--- Begin Material to process ---

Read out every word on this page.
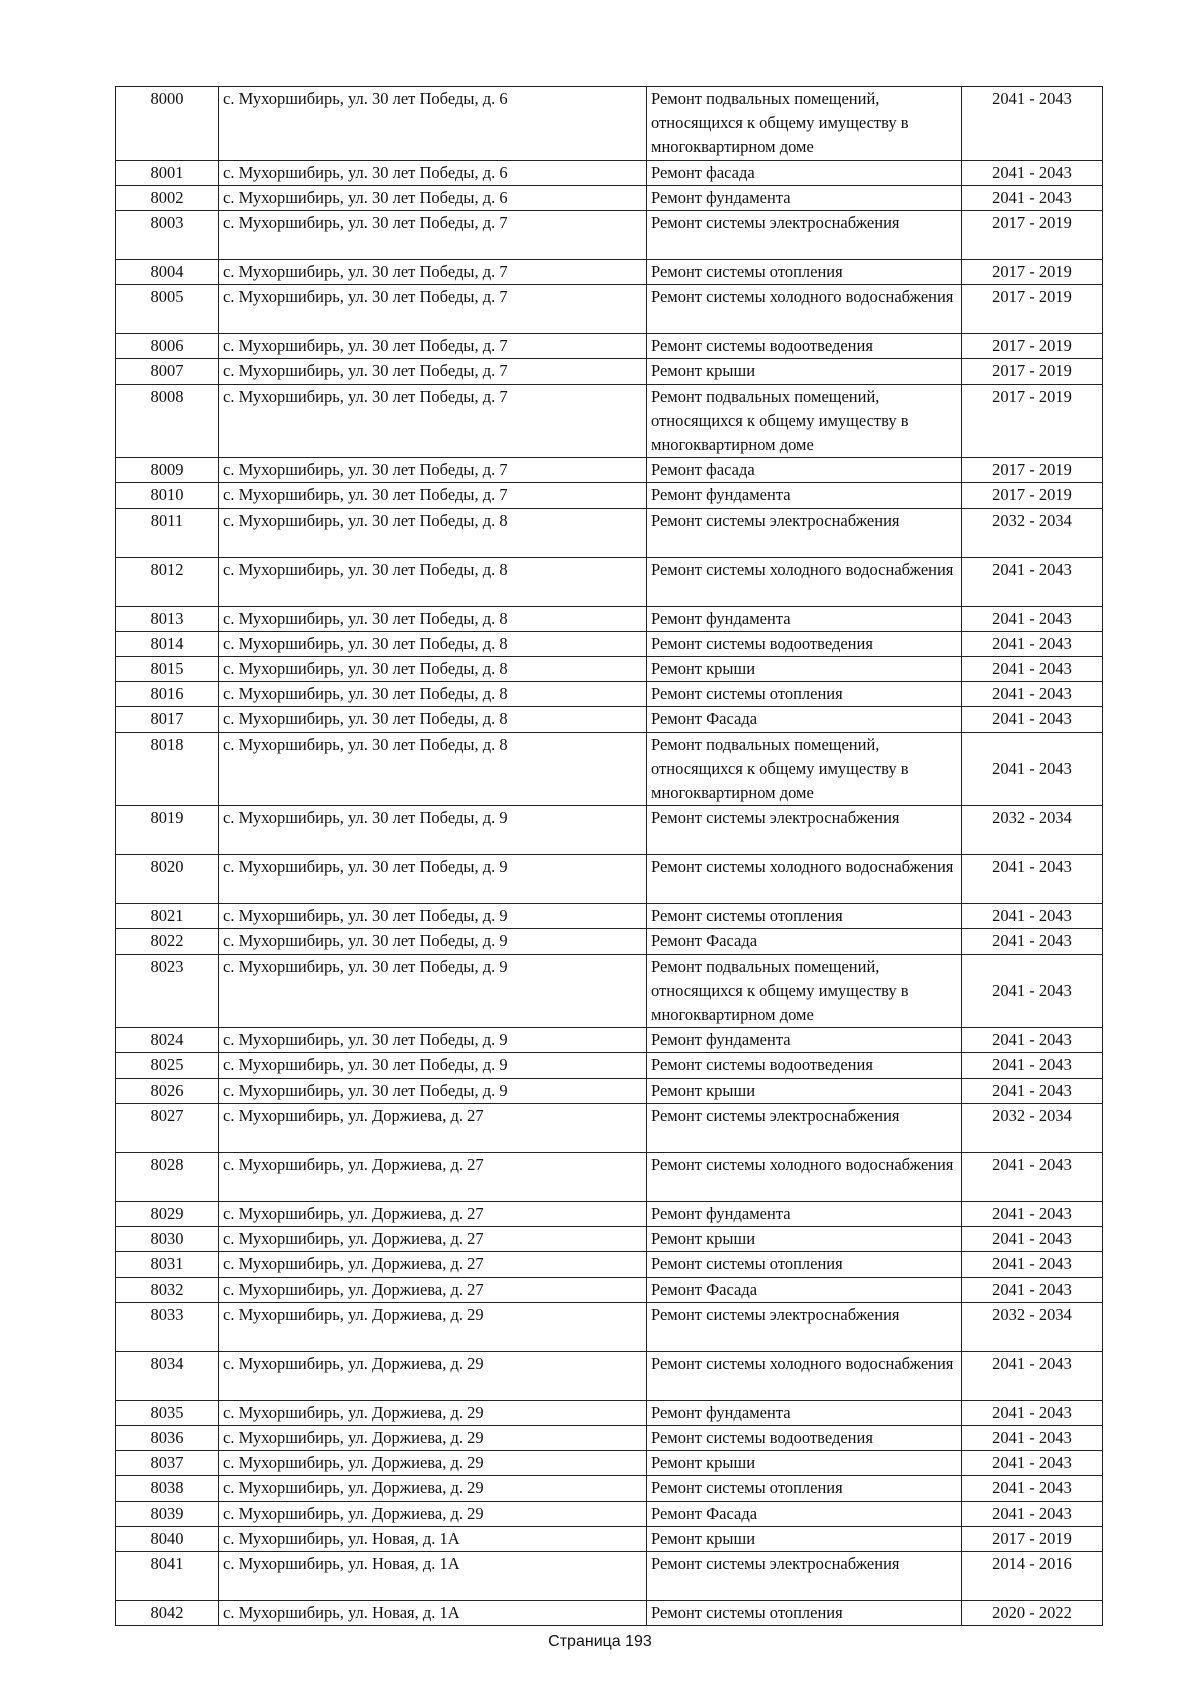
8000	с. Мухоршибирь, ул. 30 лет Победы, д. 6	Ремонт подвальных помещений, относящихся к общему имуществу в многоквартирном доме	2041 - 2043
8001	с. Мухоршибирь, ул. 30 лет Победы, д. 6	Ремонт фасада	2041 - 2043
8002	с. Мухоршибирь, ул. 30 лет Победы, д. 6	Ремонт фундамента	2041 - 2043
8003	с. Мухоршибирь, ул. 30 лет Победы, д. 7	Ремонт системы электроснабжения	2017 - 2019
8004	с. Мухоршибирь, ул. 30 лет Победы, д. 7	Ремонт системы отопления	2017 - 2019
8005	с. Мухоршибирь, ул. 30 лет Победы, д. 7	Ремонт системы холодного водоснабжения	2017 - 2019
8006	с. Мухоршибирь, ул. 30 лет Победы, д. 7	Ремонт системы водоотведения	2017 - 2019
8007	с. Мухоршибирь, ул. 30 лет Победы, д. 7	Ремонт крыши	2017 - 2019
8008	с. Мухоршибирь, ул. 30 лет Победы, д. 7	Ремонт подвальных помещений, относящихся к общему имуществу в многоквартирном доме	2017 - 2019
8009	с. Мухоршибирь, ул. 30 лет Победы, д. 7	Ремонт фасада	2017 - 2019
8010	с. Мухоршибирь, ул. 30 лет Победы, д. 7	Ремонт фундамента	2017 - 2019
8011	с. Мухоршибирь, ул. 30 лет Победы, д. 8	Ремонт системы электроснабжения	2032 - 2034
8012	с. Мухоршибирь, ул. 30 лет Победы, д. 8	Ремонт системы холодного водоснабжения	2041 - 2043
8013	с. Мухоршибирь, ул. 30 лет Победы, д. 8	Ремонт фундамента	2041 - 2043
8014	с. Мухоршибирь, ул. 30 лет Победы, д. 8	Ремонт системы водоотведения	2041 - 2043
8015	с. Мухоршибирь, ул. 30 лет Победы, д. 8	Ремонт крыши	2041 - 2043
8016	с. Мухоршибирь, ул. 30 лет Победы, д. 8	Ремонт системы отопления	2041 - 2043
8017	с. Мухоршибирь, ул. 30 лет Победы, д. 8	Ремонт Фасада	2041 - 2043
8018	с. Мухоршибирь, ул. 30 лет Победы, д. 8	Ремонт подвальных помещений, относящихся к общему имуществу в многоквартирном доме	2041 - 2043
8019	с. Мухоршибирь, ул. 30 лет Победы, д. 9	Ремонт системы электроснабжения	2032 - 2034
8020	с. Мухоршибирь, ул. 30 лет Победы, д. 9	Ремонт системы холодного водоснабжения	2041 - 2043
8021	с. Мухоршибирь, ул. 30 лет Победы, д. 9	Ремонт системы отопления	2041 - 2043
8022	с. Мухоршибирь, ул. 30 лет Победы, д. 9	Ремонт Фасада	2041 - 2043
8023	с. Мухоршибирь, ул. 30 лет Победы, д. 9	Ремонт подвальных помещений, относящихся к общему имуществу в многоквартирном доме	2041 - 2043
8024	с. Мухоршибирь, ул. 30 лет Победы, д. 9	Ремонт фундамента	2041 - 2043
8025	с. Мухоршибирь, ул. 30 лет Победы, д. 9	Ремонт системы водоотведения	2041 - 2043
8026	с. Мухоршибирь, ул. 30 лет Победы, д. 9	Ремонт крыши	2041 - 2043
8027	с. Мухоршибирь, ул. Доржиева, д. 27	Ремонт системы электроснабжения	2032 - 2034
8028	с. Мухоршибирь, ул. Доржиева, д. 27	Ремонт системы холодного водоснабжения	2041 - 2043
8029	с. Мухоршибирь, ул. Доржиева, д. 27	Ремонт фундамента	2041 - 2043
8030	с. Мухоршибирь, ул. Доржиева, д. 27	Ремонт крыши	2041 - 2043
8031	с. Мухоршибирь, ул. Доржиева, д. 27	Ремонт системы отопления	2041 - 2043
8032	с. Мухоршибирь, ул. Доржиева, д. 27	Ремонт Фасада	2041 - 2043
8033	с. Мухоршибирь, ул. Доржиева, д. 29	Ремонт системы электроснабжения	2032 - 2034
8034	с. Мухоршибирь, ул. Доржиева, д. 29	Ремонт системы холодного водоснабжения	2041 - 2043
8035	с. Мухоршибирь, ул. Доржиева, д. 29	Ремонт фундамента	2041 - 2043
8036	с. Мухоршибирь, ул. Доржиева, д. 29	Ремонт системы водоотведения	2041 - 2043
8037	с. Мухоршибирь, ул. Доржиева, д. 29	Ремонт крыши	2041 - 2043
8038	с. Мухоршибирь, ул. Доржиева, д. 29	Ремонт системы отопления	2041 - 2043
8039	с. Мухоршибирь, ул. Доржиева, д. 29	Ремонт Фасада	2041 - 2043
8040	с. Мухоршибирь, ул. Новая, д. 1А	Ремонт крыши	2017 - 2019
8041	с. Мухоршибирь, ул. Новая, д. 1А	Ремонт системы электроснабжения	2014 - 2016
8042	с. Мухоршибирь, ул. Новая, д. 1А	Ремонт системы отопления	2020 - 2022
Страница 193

--- End Material to process ---

* _What you need to do_: Every line in the data above that contains "электроснабжения" needs to be copied.

* _Response below_:
8003	с. Мухоршибирь, ул. 30 лет Победы, д. 7	Ремонт системы электроснабжения	2017 - 2019
8011	с. Мухоршибирь, ул. 30 лет Победы, д. 8	Ремонт системы электроснабжения	2032 - 2034
8019	с. Мухоршибирь, ул. 30 лет Победы, д. 9	Ремонт системы электроснабжения	2032 - 2034
8027	с. Мухоршибирь, ул. Доржиева, д. 27	Ремонт системы электроснабжения	2032 - 2034
8033	с. Мухоршибирь, ул. Доржиева, д. 29	Ремонт системы электроснабжения	2032 - 2034
8041	с. Мухоршибирь, ул. Новая, д. 1А	Ремонт системы электроснабжения	2014 - 2016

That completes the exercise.